EXERCISE OBJECTIVE
Your copy of the listing should match it exactly, only without pictures.

RAW DATA
◆ ◆ ◆

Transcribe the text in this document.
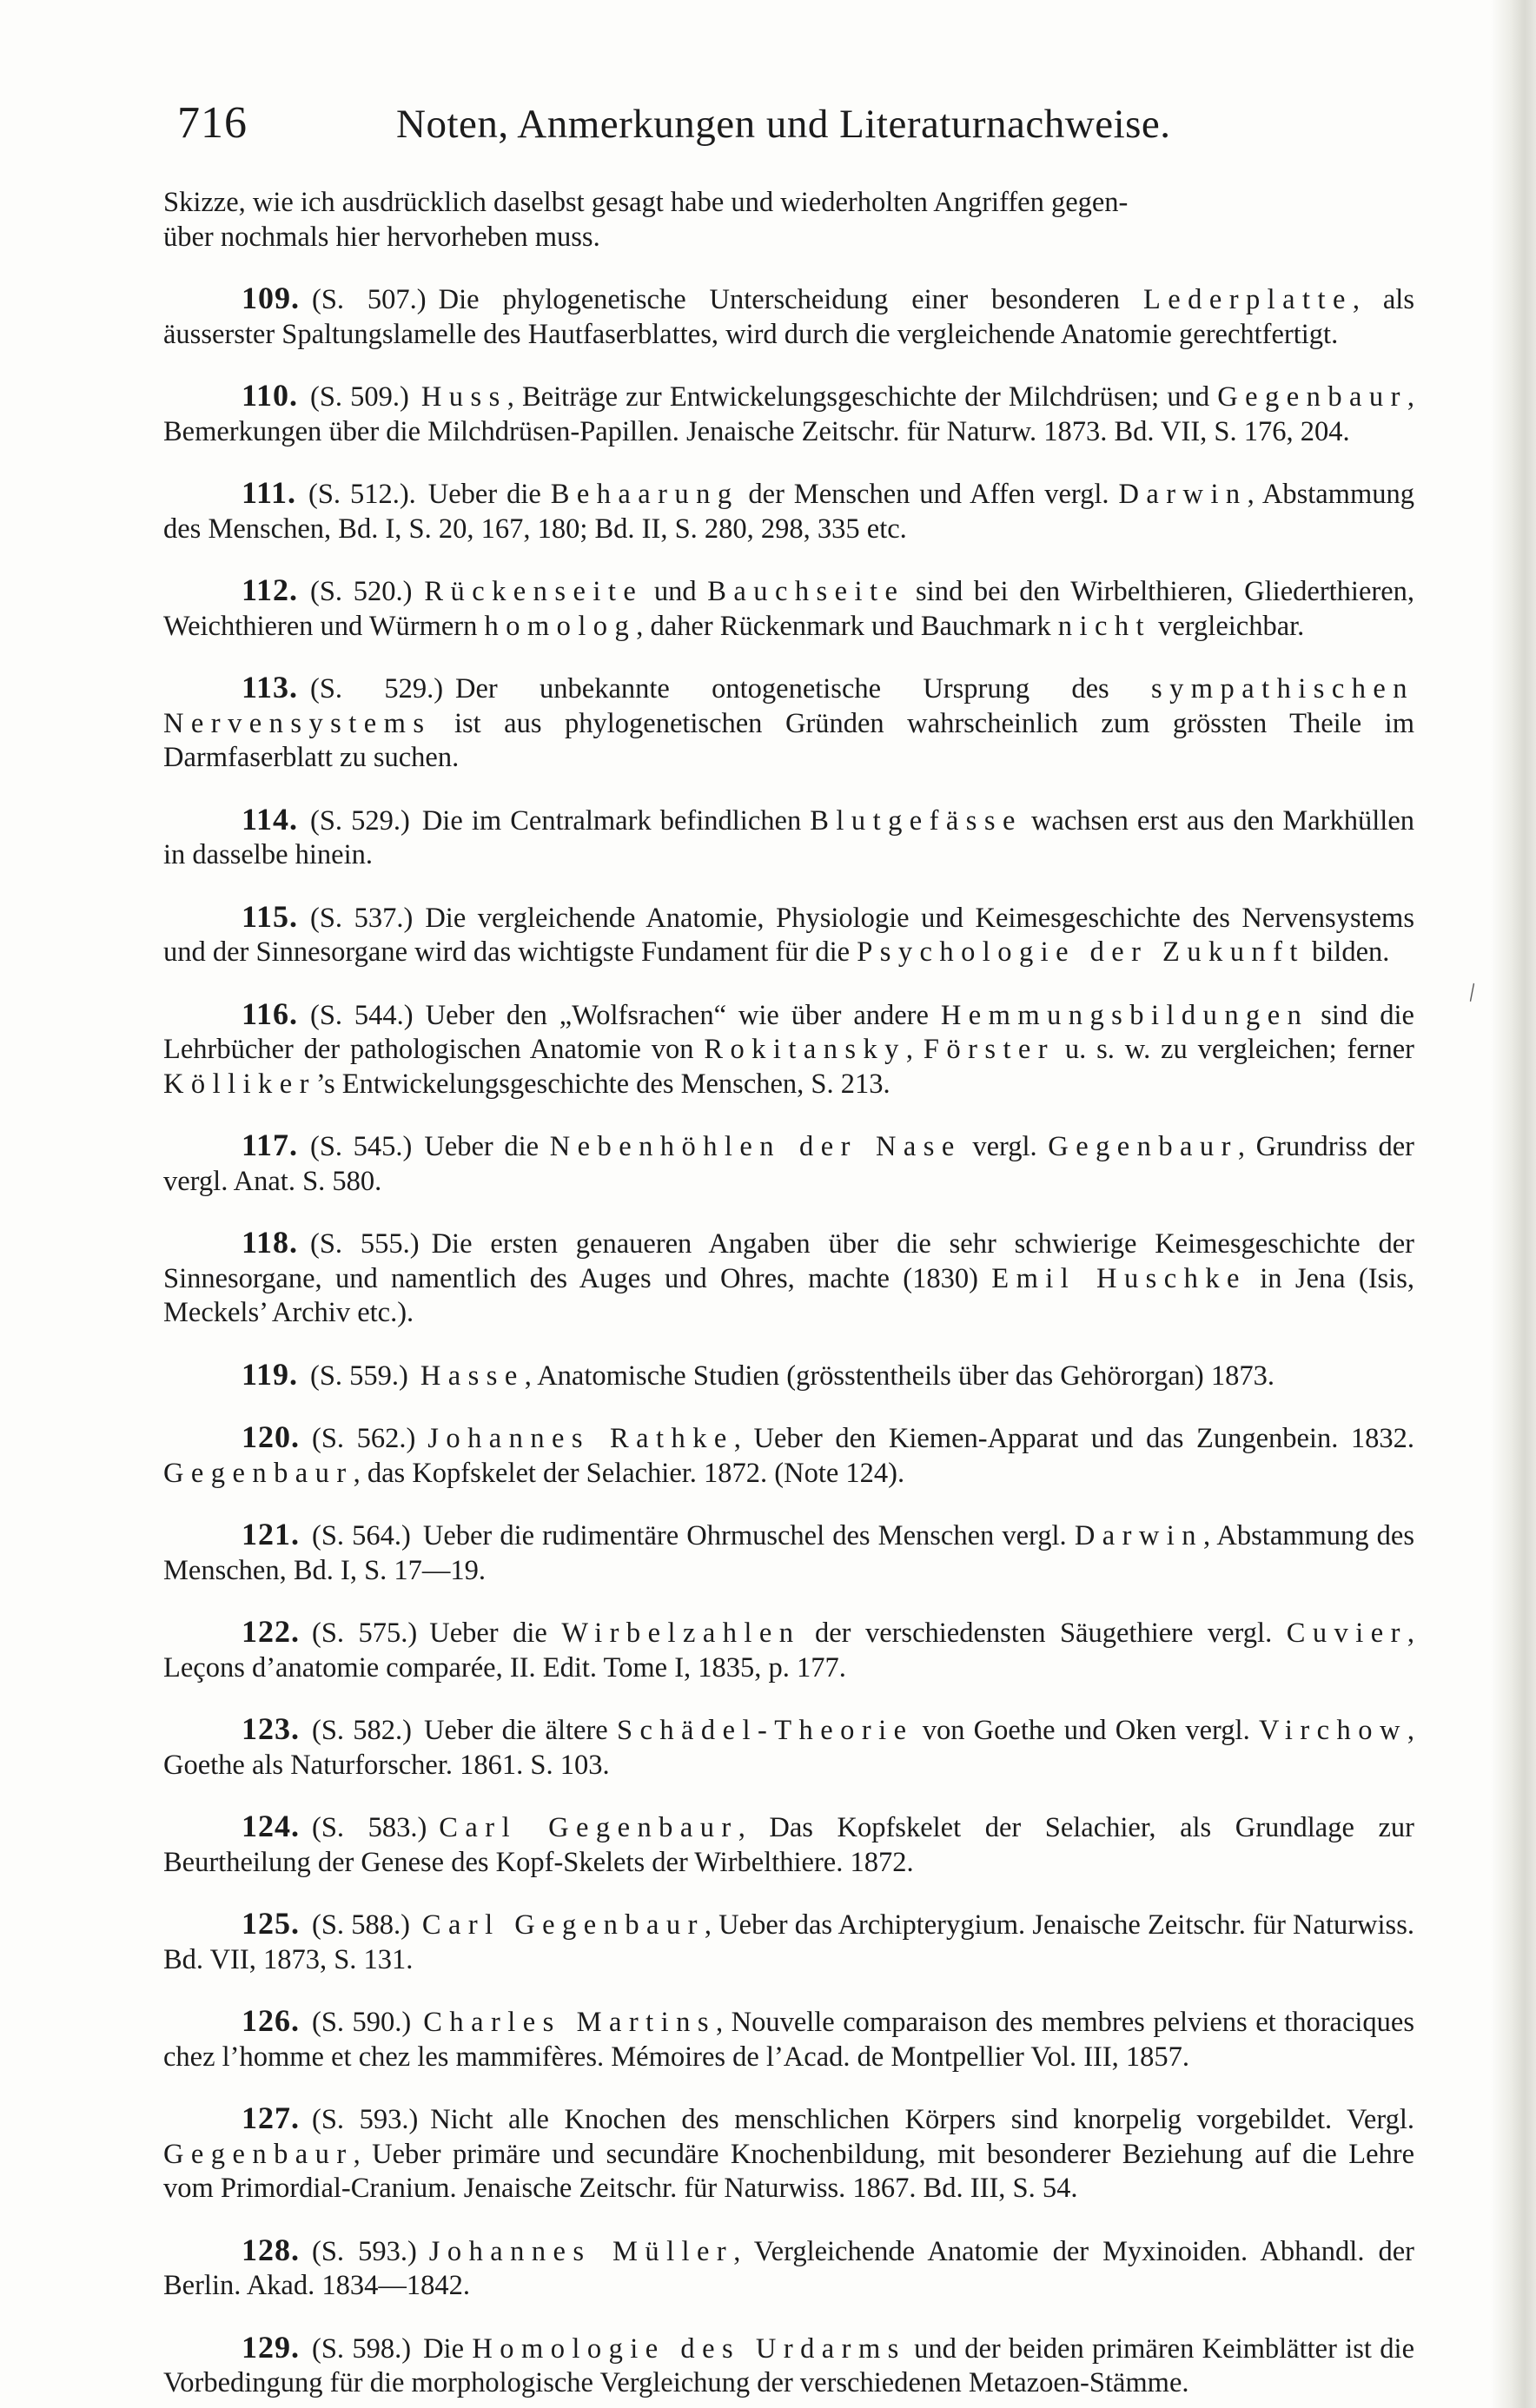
716	Noten, Anmerkungen und Literaturnachweise.
\

Skizze, wie ich ausdrücklich daselbst gesagt habe und wiederholten Angriffen gegen-
über nochmals hier hervorheben muss.

109. (S. 507.) Die phylogenetische Unterscheidung einer besonderen Lederplatte, als äusserster Spaltungslamelle des Hautfaserblattes, wird durch die vergleichende Anatomie gerechtfertigt.

110. (S. 509.) Huss, Beiträge zur Entwickelungsgeschichte der Milchdrüsen; und Gegenbaur, Bemerkungen über die Milchdrüsen-Papillen. Jenaische Zeitschr. für Naturw. 1873. Bd. VII, S. 176, 204.

111. (S. 512.). Ueber die Behaarung der Menschen und Affen vergl. Darwin, Abstammung des Menschen, Bd. I, S. 20, 167, 180; Bd. II, S. 280, 298, 335 etc.

112. (S. 520.) Rückenseite und Bauchseite sind bei den Wirbelthieren, Gliederthieren, Weichthieren und Würmern homolog, daher Rückenmark und Bauchmark nicht vergleichbar.

113. (S. 529.) Der unbekannte ontogenetische Ursprung des sympathischen Nervensystems ist aus phylogenetischen Gründen wahrscheinlich zum grössten Theile im Darmfaserblatt zu suchen.

114. (S. 529.) Die im Centralmark befindlichen Blutgefässe wachsen erst aus den Markhüllen in dasselbe hinein.

115. (S. 537.) Die vergleichende Anatomie, Physiologie und Keimesgeschichte des Nervensystems und der Sinnesorgane wird das wichtigste Fundament für die Psychologie der Zukunft bilden.

116. (S. 544.) Ueber den „Wolfsrachen“ wie über andere Hemmungsbildungen sind die Lehrbücher der pathologischen Anatomie von Rokitansky, Förster u. s. w. zu vergleichen; ferner Kölliker’s Entwickelungsgeschichte des Menschen, S. 213.

117. (S. 545.) Ueber die Nebenhöhlen der Nase vergl. Gegenbaur, Grundriss der vergl. Anat. S. 580.

118. (S. 555.) Die ersten genaueren Angaben über die sehr schwierige Keimesgeschichte der Sinnesorgane, und namentlich des Auges und Ohres, machte (1830) Emil Huschke in Jena (Isis, Meckels’ Archiv etc.).

119. (S. 559.) Hasse, Anatomische Studien (grösstentheils über das Gehörorgan) 1873.

120. (S. 562.) Johannes Rathke, Ueber den Kiemen-Apparat und das Zungenbein. 1832. Gegenbaur, das Kopfskelet der Selachier. 1872. (Note 124).

121. (S. 564.) Ueber die rudimentäre Ohrmuschel des Menschen vergl. Darwin, Abstammung des Menschen, Bd. I, S. 17—19.

122. (S. 575.) Ueber die Wirbelzahlen der verschiedensten Säugethiere vergl. Cuvier, Leçons d’anatomie comparée, II. Edit. Tome I, 1835, p. 177.

123. (S. 582.) Ueber die ältere Schädel-Theorie von Goethe und Oken vergl. Virchow, Goethe als Naturforscher. 1861. S. 103.

124. (S. 583.) Carl Gegenbaur, Das Kopfskelet der Selachier, als Grundlage zur Beurtheilung der Genese des Kopf-Skelets der Wirbelthiere. 1872.

125. (S. 588.) Carl Gegenbaur, Ueber das Archipterygium. Jenaische Zeitschr. für Naturwiss. Bd. VII, 1873, S. 131.

126. (S. 590.) Charles Martins, Nouvelle comparaison des membres pelviens et thoraciques chez l’homme et chez les mammifères. Mémoires de l’Acad. de Montpellier Vol. III, 1857.

127. (S. 593.) Nicht alle Knochen des menschlichen Körpers sind knorpelig vorgebildet. Vergl. Gegenbaur, Ueber primäre und secundäre Knochenbildung, mit besonderer Beziehung auf die Lehre vom Primordial-Cranium. Jenaische Zeitschr. für Naturwiss. 1867. Bd. III, S. 54.

128. (S. 593.) Johannes Müller, Vergleichende Anatomie der Myxinoiden. Abhandl. der Berlin. Akad. 1834—1842.

129. (S. 598.) Die Homologie des Urdarms und der beiden primären Keimblätter ist die Vorbedingung für die morphologische Vergleichung der verschiedenen Metazoen-Stämme.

◆ ◆ ◆

WRITTEN RESPONSE
Transcribe the text in this document.
716	Noten, Anmerkungen und Literaturnachweise.
\

Skizze, wie ich ausdrücklich daselbst gesagt habe und wiederholten Angriffen gegen-
über nochmals hier hervorheben muss.

109. (S. 507.) Die phylogenetische Unterscheidung einer besonderen Lederplatte, als äusserster Spaltungslamelle des Hautfaserblattes, wird durch die vergleichende Anatomie gerechtfertigt.

110. (S. 509.) Huss, Beiträge zur Entwickelungsgeschichte der Milchdrüsen; und Gegenbaur, Bemerkungen über die Milchdrüsen-Papillen. Jenaische Zeitschr. für Naturw. 1873. Bd. VII, S. 176, 204.

111. (S. 512.). Ueber die Behaarung der Menschen und Affen vergl. Darwin, Abstammung des Menschen, Bd. I, S. 20, 167, 180; Bd. II, S. 280, 298, 335 etc.

112. (S. 520.) Rückenseite und Bauchseite sind bei den Wirbelthieren, Gliederthieren, Weichthieren und Würmern homolog, daher Rückenmark und Bauchmark nicht vergleichbar.

113. (S. 529.) Der unbekannte ontogenetische Ursprung des sympathischen Nervensystems ist aus phylogenetischen Gründen wahrscheinlich zum grössten Theile im Darmfaserblatt zu suchen.

114. (S. 529.) Die im Centralmark befindlichen Blutgefässe wachsen erst aus den Markhüllen in dasselbe hinein.

115. (S. 537.) Die vergleichende Anatomie, Physiologie und Keimesgeschichte des Nervensystems und der Sinnesorgane wird das wichtigste Fundament für die Psychologie der Zukunft bilden.

116. (S. 544.) Ueber den „Wolfsrachen“ wie über andere Hemmungsbildungen sind die Lehrbücher der pathologischen Anatomie von Rokitansky, Förster u. s. w. zu vergleichen; ferner Kölliker’s Entwickelungsgeschichte des Menschen, S. 213.

117. (S. 545.) Ueber die Nebenhöhlen der Nase vergl. Gegenbaur, Grundriss der vergl. Anat. S. 580.

118. (S. 555.) Die ersten genaueren Angaben über die sehr schwierige Keimesgeschichte der Sinnesorgane, und namentlich des Auges und Ohres, machte (1830) Emil Huschke in Jena (Isis, Meckels’ Archiv etc.).

119. (S. 559.) Hasse, Anatomische Studien (grösstentheils über das Gehörorgan) 1873.

120. (S. 562.) Johannes Rathke, Ueber den Kiemen-Apparat und das Zungenbein. 1832. Gegenbaur, das Kopfskelet der Selachier. 1872. (Note 124).

121. (S. 564.) Ueber die rudimentäre Ohrmuschel des Menschen vergl. Darwin, Abstammung des Menschen, Bd. I, S. 17—19.

122. (S. 575.) Ueber die Wirbelzahlen der verschiedensten Säugethiere vergl. Cuvier, Leçons d’anatomie comparée, II. Edit. Tome I, 1835, p. 177.

123. (S. 582.) Ueber die ältere Schädel-Theorie von Goethe und Oken vergl. Virchow, Goethe als Naturforscher. 1861. S. 103.

124. (S. 583.) Carl Gegenbaur, Das Kopfskelet der Selachier, als Grundlage zur Beurtheilung der Genese des Kopf-Skelets der Wirbelthiere. 1872.

125. (S. 588.) Carl Gegenbaur, Ueber das Archipterygium. Jenaische Zeitschr. für Naturwiss. Bd. VII, 1873, S. 131.

126. (S. 590.) Charles Martins, Nouvelle comparaison des membres pelviens et thoraciques chez l’homme et chez les mammifères. Mémoires de l’Acad. de Montpellier Vol. III, 1857.

127. (S. 593.) Nicht alle Knochen des menschlichen Körpers sind knorpelig vorgebildet. Vergl. Gegenbaur, Ueber primäre und secundäre Knochenbildung, mit besonderer Beziehung auf die Lehre vom Primordial-Cranium. Jenaische Zeitschr. für Naturwiss. 1867. Bd. III, S. 54.

128. (S. 593.) Johannes Müller, Vergleichende Anatomie der Myxinoiden. Abhandl. der Berlin. Akad. 1834—1842.

129. (S. 598.) Die Homologie des Urdarms und der beiden primären Keimblätter ist die Vorbedingung für die morphologische Vergleichung der verschiedenen Metazoen-Stämme.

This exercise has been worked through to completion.